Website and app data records
+ + +
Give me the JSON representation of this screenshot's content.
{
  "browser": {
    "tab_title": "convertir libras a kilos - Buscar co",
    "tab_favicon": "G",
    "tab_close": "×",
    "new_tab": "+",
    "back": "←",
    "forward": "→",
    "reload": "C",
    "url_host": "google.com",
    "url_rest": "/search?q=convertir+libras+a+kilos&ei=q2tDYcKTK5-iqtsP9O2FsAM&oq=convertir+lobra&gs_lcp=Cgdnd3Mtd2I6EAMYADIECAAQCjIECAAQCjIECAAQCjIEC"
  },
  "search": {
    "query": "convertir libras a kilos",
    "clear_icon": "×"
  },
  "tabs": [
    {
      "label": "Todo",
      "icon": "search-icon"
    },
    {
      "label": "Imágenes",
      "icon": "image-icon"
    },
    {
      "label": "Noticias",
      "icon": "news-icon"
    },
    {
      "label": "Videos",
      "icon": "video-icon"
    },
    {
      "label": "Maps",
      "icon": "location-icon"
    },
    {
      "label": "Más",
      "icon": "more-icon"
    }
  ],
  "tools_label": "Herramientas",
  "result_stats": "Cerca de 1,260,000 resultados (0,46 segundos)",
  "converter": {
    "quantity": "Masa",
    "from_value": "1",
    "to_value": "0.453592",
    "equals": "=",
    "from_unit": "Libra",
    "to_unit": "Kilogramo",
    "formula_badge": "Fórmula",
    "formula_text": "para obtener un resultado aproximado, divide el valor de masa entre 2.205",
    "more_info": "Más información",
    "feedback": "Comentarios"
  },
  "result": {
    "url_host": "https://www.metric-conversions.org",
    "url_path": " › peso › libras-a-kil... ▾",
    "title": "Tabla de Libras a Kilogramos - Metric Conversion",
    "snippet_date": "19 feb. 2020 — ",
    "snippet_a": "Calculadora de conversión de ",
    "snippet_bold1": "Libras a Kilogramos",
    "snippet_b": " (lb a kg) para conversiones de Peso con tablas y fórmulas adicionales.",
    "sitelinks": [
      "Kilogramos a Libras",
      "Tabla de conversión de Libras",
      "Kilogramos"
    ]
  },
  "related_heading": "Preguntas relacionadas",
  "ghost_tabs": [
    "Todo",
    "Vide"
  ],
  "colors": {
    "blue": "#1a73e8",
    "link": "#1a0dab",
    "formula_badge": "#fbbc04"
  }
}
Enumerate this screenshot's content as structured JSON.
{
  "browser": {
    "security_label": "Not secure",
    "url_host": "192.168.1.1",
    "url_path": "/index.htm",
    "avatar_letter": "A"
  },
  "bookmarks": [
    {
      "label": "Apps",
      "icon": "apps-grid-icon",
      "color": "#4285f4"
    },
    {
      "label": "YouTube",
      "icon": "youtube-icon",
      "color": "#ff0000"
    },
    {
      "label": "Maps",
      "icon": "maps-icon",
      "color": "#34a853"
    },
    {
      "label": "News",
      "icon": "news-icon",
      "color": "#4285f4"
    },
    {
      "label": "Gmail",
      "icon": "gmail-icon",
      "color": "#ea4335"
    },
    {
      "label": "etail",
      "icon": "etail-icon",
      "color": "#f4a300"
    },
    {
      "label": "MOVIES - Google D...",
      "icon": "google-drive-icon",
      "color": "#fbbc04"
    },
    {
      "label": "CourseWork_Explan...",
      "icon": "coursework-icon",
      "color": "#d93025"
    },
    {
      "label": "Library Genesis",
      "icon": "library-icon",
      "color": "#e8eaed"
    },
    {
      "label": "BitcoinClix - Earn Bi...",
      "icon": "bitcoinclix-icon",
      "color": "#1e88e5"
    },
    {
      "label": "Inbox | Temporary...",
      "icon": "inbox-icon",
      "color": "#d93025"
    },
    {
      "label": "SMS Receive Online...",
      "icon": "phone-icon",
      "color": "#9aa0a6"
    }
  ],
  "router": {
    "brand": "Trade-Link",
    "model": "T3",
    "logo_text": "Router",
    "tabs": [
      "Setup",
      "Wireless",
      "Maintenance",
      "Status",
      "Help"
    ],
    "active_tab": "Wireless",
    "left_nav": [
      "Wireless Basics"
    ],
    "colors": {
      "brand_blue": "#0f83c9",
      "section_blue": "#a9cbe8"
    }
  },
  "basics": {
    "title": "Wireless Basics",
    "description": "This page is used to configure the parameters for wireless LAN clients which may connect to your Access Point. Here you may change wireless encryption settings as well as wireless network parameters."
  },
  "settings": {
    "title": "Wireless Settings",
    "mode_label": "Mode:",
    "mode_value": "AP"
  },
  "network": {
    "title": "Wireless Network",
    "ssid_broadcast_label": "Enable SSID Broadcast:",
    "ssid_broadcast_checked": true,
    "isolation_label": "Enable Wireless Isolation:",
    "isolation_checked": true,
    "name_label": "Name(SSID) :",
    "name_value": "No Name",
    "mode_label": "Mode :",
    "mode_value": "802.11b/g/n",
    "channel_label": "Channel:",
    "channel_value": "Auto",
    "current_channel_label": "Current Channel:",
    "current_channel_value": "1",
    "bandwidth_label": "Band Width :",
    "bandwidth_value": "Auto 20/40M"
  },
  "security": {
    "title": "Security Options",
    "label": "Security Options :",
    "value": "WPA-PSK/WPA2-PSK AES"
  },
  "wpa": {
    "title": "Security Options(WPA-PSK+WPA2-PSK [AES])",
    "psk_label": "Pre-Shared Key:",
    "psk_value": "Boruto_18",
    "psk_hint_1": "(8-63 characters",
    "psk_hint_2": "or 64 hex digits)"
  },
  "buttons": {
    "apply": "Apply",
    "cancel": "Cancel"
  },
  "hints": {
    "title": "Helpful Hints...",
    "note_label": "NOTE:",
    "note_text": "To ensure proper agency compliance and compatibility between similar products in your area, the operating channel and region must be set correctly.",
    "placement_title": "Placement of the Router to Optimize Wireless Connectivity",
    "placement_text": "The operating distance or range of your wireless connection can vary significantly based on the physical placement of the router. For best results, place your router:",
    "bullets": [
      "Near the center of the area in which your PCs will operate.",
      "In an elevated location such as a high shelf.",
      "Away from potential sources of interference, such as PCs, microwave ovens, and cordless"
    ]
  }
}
+ + +
**ACTIVITY:** Please report every line of the records above that contains the word "screenshot".

**TASK ANSWER:**
Give me the JSON representation of this screenshot's content.
Enumerate this screenshot's content as structured JSON.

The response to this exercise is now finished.